(Extracts from a graphics dataset)
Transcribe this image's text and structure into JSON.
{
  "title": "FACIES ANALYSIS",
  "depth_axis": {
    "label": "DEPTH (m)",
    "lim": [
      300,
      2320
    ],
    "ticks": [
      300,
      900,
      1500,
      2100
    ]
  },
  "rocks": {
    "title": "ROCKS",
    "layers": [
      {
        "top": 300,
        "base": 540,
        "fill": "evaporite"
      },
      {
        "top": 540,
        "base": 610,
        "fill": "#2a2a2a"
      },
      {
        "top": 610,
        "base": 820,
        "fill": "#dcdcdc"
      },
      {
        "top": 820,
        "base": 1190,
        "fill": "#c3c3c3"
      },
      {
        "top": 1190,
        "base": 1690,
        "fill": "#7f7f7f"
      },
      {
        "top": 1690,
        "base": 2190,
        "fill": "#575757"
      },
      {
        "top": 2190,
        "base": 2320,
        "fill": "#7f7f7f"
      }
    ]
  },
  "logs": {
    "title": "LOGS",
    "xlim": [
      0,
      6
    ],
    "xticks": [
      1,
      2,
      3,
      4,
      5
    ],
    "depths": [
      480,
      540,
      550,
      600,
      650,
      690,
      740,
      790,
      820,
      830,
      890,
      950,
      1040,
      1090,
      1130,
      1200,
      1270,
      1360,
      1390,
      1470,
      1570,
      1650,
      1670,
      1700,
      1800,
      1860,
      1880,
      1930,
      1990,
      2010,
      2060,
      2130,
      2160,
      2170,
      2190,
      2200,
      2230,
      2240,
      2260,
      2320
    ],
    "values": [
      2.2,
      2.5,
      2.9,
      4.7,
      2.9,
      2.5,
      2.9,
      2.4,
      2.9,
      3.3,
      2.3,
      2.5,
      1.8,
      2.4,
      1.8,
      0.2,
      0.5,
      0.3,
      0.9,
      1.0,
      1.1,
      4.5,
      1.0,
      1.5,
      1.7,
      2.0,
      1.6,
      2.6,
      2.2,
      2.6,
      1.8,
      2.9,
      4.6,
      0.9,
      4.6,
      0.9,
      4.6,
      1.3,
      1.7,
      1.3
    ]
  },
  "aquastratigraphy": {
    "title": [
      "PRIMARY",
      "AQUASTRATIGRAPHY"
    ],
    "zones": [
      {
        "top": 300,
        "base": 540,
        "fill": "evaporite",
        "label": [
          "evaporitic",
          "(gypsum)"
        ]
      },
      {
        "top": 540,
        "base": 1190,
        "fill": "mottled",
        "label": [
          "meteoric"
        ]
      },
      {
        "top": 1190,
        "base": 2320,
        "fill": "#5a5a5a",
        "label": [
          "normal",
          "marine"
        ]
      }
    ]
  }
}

## Aim of the exercise:
Your task is to quote all of the data word for word.

## Task output:
Transcribe this image's text and structure into JSON.
{
  "title": "FACIES ANALYSIS",
  "depth_axis": {
    "label": "DEPTH (m)",
    "lim": [
      300,
      2320
    ],
    "ticks": [
      300,
      900,
      1500,
      2100
    ]
  },
  "rocks": {
    "title": "ROCKS",
    "layers": [
      {
        "top": 300,
        "base": 540,
        "fill": "evaporite"
      },
      {
        "top": 540,
        "base": 610,
        "fill": "#2a2a2a"
      },
      {
        "top": 610,
        "base": 820,
        "fill": "#dcdcdc"
      },
      {
        "top": 820,
        "base": 1190,
        "fill": "#c3c3c3"
      },
      {
        "top": 1190,
        "base": 1690,
        "fill": "#7f7f7f"
      },
      {
        "top": 1690,
        "base": 2190,
        "fill": "#575757"
      },
      {
        "top": 2190,
        "base": 2320,
        "fill": "#7f7f7f"
      }
    ]
  },
  "logs": {
    "title": "LOGS",
    "xlim": [
      0,
      6
    ],
    "xticks": [
      1,
      2,
      3,
      4,
      5
    ],
    "depths": [
      480,
      540,
      550,
      600,
      650,
      690,
      740,
      790,
      820,
      830,
      890,
      950,
      1040,
      1090,
      1130,
      1200,
      1270,
      1360,
      1390,
      1470,
      1570,
      1650,
      1670,
      1700,
      1800,
      1860,
      1880,
      1930,
      1990,
      2010,
      2060,
      2130,
      2160,
      2170,
      2190,
      2200,
      2230,
      2240,
      2260,
      2320
    ],
    "values": [
      2.2,
      2.5,
      2.9,
      4.7,
      2.9,
      2.5,
      2.9,
      2.4,
      2.9,
      3.3,
      2.3,
      2.5,
      1.8,
      2.4,
      1.8,
      0.2,
      0.5,
      0.3,
      0.9,
      1.0,
      1.1,
      4.5,
      1.0,
      1.5,
      1.7,
      2.0,
      1.6,
      2.6,
      2.2,
      2.6,
      1.8,
      2.9,
      4.6,
      0.9,
      4.6,
      0.9,
      4.6,
      1.3,
      1.7,
      1.3
    ]
  },
  "aquastratigraphy": {
    "title": [
      "PRIMARY",
      "AQUASTRATIGRAPHY"
    ],
    "zones": [
      {
        "top": 300,
        "base": 540,
        "fill": "evaporite",
        "label": [
          "evaporitic",
          "(gypsum)"
        ]
      },
      {
        "top": 540,
        "base": 1190,
        "fill": "mottled",
        "label": [
          "meteoric"
        ]
      },
      {
        "top": 1190,
        "base": 2320,
        "fill": "#5a5a5a",
        "label": [
          "normal",
          "marine"
        ]
      }
    ]
  }
}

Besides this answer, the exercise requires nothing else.